**Problem to solve**
Leaving out all images, write out the records that follow exactly.

** Start of Task data **

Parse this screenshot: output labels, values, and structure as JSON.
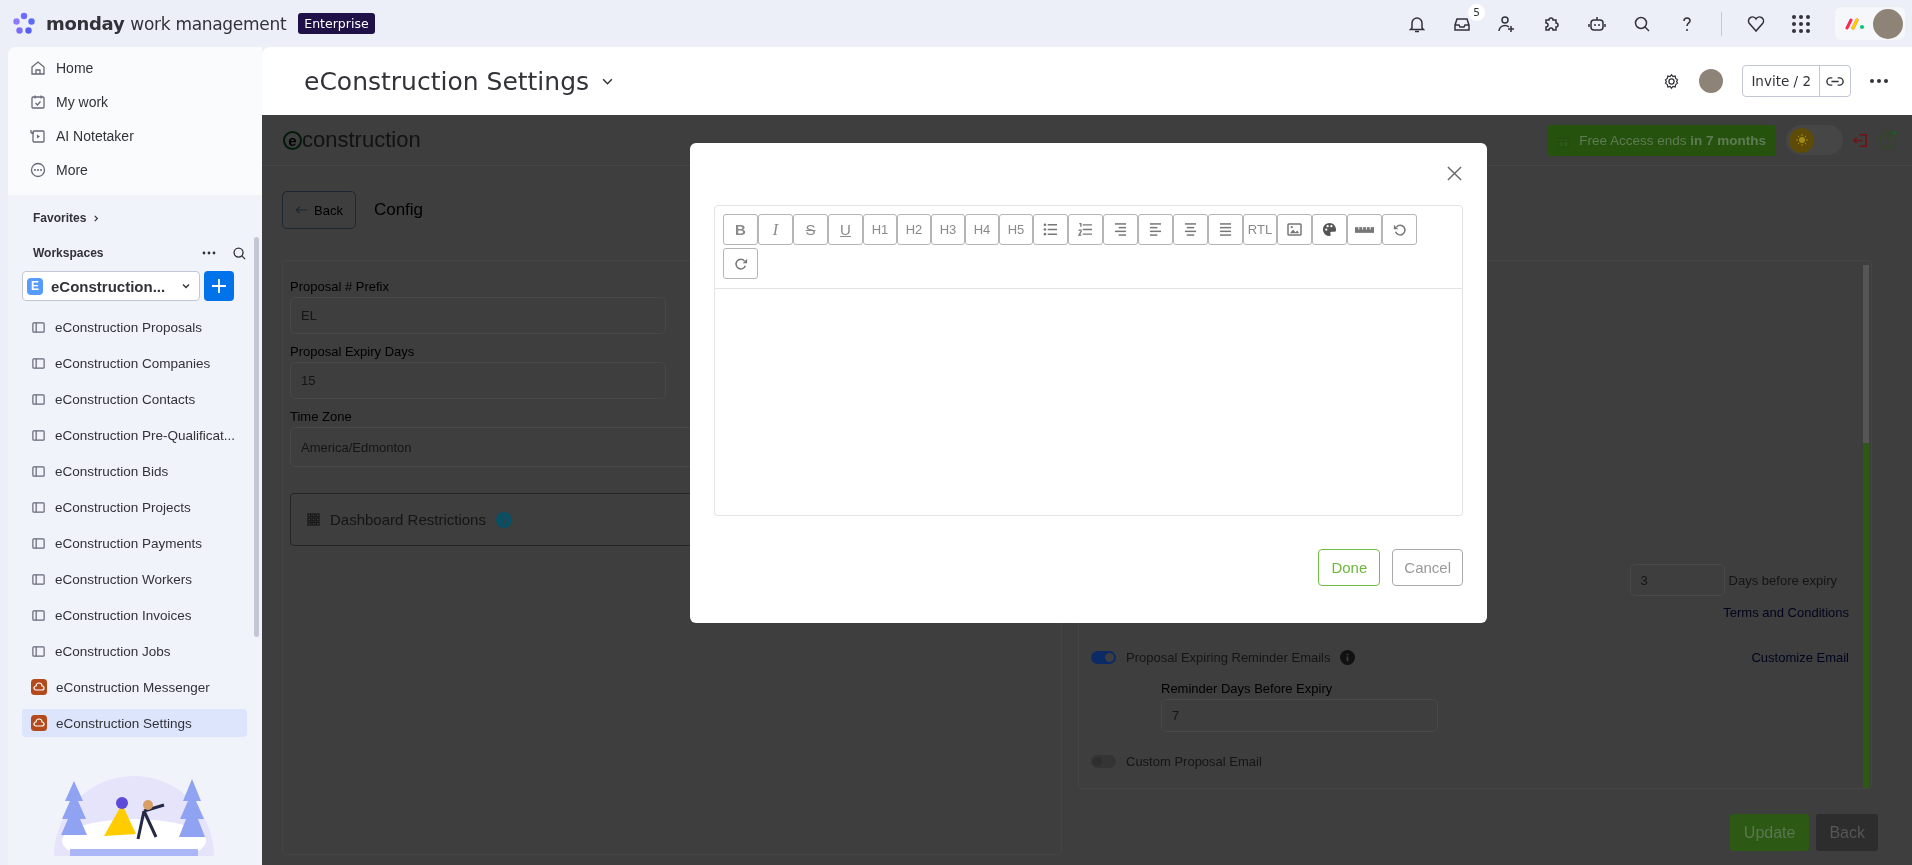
{
  "top_bar": {
    "brand": "monday",
    "product": "work management",
    "plan_badge": "Enterprise",
    "inbox_count": "5"
  },
  "sidebar": {
    "nav": [
      {
        "label": "Home",
        "kind": "home"
      },
      {
        "label": "My work",
        "kind": "calendar"
      },
      {
        "label": "AI Notetaker",
        "kind": "notetaker"
      },
      {
        "label": "More",
        "kind": "more"
      }
    ],
    "favorites": "Favorites",
    "workspaces": "Workspaces",
    "workspace": {
      "initial": "E",
      "name": "eConstruction..."
    },
    "items": [
      {
        "label": "eConstruction Proposals",
        "kind": "board",
        "selected": false
      },
      {
        "label": "eConstruction Companies",
        "kind": "board",
        "selected": false
      },
      {
        "label": "eConstruction Contacts",
        "kind": "board",
        "selected": false
      },
      {
        "label": "eConstruction Pre-Qualificat...",
        "kind": "board",
        "selected": false
      },
      {
        "label": "eConstruction Bids",
        "kind": "board",
        "selected": false
      },
      {
        "label": "eConstruction Projects",
        "kind": "board",
        "selected": false
      },
      {
        "label": "eConstruction Payments",
        "kind": "board",
        "selected": false
      },
      {
        "label": "eConstruction Workers",
        "kind": "board",
        "selected": false
      },
      {
        "label": "eConstruction Invoices",
        "kind": "board",
        "selected": false
      },
      {
        "label": "eConstruction Jobs",
        "kind": "board",
        "selected": false
      },
      {
        "label": "eConstruction Messenger",
        "kind": "app",
        "selected": false
      },
      {
        "label": "eConstruction Settings",
        "kind": "app",
        "selected": true
      }
    ]
  },
  "page": {
    "title": "eConstruction Settings",
    "invite": "Invite / 2"
  },
  "app": {
    "logo": {
      "mark": "e",
      "text": "construction"
    },
    "free_access": "Free Access ends **in 7 months**",
    "theme_toggle": {
      "on": false
    },
    "back": "Back",
    "heading": "Config",
    "fields": [
      {
        "label": "Proposal # Prefix",
        "value": "EL"
      },
      {
        "label": "Proposal Expiry Days",
        "value": "15"
      },
      {
        "label": "Time Zone",
        "value": "America/Edmonton"
      }
    ],
    "dashboard": "Dashboard Restrictions",
    "expiry_days": "3",
    "expiry_suffix": "Days before expiry",
    "terms_link": "Terms and Conditions",
    "reminder": {
      "label": "Proposal Expiring Reminder Emails",
      "on": true
    },
    "customize_link": "Customize Email",
    "reminder_days": {
      "label": "Reminder Days Before Expiry",
      "value": "7"
    },
    "custom_email": {
      "label": "Custom Proposal Email",
      "on": false
    },
    "update": "Update",
    "back_bottom": "Back"
  },
  "modal": {
    "toolbar": [
      {
        "kind": "bold",
        "label": "B"
      },
      {
        "kind": "italic",
        "label": "I"
      },
      {
        "kind": "strike",
        "label": "S"
      },
      {
        "kind": "underline",
        "label": "U"
      },
      {
        "kind": "text",
        "label": "H1"
      },
      {
        "kind": "text",
        "label": "H2"
      },
      {
        "kind": "text",
        "label": "H3"
      },
      {
        "kind": "text",
        "label": "H4"
      },
      {
        "kind": "text",
        "label": "H5"
      },
      {
        "kind": "bullets"
      },
      {
        "kind": "numbers"
      },
      {
        "kind": "align-right"
      },
      {
        "kind": "align-left"
      },
      {
        "kind": "align-center"
      },
      {
        "kind": "justify"
      },
      {
        "kind": "text",
        "label": "RTL"
      },
      {
        "kind": "image"
      },
      {
        "kind": "palette"
      },
      {
        "kind": "ruler"
      },
      {
        "kind": "undo"
      },
      {
        "kind": "redo"
      }
    ],
    "done": "Done",
    "cancel": "Cancel"
  }
}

** End of Task data **

**Written reply**
Parse this screenshot: output labels, values, and structure as JSON.
{
  "top_bar": {
    "brand": "monday",
    "product": "work management",
    "plan_badge": "Enterprise",
    "inbox_count": "5"
  },
  "sidebar": {
    "nav": [
      {
        "label": "Home",
        "kind": "home"
      },
      {
        "label": "My work",
        "kind": "calendar"
      },
      {
        "label": "AI Notetaker",
        "kind": "notetaker"
      },
      {
        "label": "More",
        "kind": "more"
      }
    ],
    "favorites": "Favorites",
    "workspaces": "Workspaces",
    "workspace": {
      "initial": "E",
      "name": "eConstruction..."
    },
    "items": [
      {
        "label": "eConstruction Proposals",
        "kind": "board",
        "selected": false
      },
      {
        "label": "eConstruction Companies",
        "kind": "board",
        "selected": false
      },
      {
        "label": "eConstruction Contacts",
        "kind": "board",
        "selected": false
      },
      {
        "label": "eConstruction Pre-Qualificat...",
        "kind": "board",
        "selected": false
      },
      {
        "label": "eConstruction Bids",
        "kind": "board",
        "selected": false
      },
      {
        "label": "eConstruction Projects",
        "kind": "board",
        "selected": false
      },
      {
        "label": "eConstruction Payments",
        "kind": "board",
        "selected": false
      },
      {
        "label": "eConstruction Workers",
        "kind": "board",
        "selected": false
      },
      {
        "label": "eConstruction Invoices",
        "kind": "board",
        "selected": false
      },
      {
        "label": "eConstruction Jobs",
        "kind": "board",
        "selected": false
      },
      {
        "label": "eConstruction Messenger",
        "kind": "app",
        "selected": false
      },
      {
        "label": "eConstruction Settings",
        "kind": "app",
        "selected": true
      }
    ]
  },
  "page": {
    "title": "eConstruction Settings",
    "invite": "Invite / 2"
  },
  "app": {
    "logo": {
      "mark": "e",
      "text": "construction"
    },
    "free_access": "Free Access ends **in 7 months**",
    "theme_toggle": {
      "on": false
    },
    "back": "Back",
    "heading": "Config",
    "fields": [
      {
        "label": "Proposal # Prefix",
        "value": "EL"
      },
      {
        "label": "Proposal Expiry Days",
        "value": "15"
      },
      {
        "label": "Time Zone",
        "value": "America/Edmonton"
      }
    ],
    "dashboard": "Dashboard Restrictions",
    "expiry_days": "3",
    "expiry_suffix": "Days before expiry",
    "terms_link": "Terms and Conditions",
    "reminder": {
      "label": "Proposal Expiring Reminder Emails",
      "on": true
    },
    "customize_link": "Customize Email",
    "reminder_days": {
      "label": "Reminder Days Before Expiry",
      "value": "7"
    },
    "custom_email": {
      "label": "Custom Proposal Email",
      "on": false
    },
    "update": "Update",
    "back_bottom": "Back"
  },
  "modal": {
    "toolbar": [
      {
        "kind": "bold",
        "label": "B"
      },
      {
        "kind": "italic",
        "label": "I"
      },
      {
        "kind": "strike",
        "label": "S"
      },
      {
        "kind": "underline",
        "label": "U"
      },
      {
        "kind": "text",
        "label": "H1"
      },
      {
        "kind": "text",
        "label": "H2"
      },
      {
        "kind": "text",
        "label": "H3"
      },
      {
        "kind": "text",
        "label": "H4"
      },
      {
        "kind": "text",
        "label": "H5"
      },
      {
        "kind": "bullets"
      },
      {
        "kind": "numbers"
      },
      {
        "kind": "align-right"
      },
      {
        "kind": "align-left"
      },
      {
        "kind": "align-center"
      },
      {
        "kind": "justify"
      },
      {
        "kind": "text",
        "label": "RTL"
      },
      {
        "kind": "image"
      },
      {
        "kind": "palette"
      },
      {
        "kind": "ruler"
      },
      {
        "kind": "undo"
      },
      {
        "kind": "redo"
      }
    ],
    "done": "Done",
    "cancel": "Cancel"
  }
}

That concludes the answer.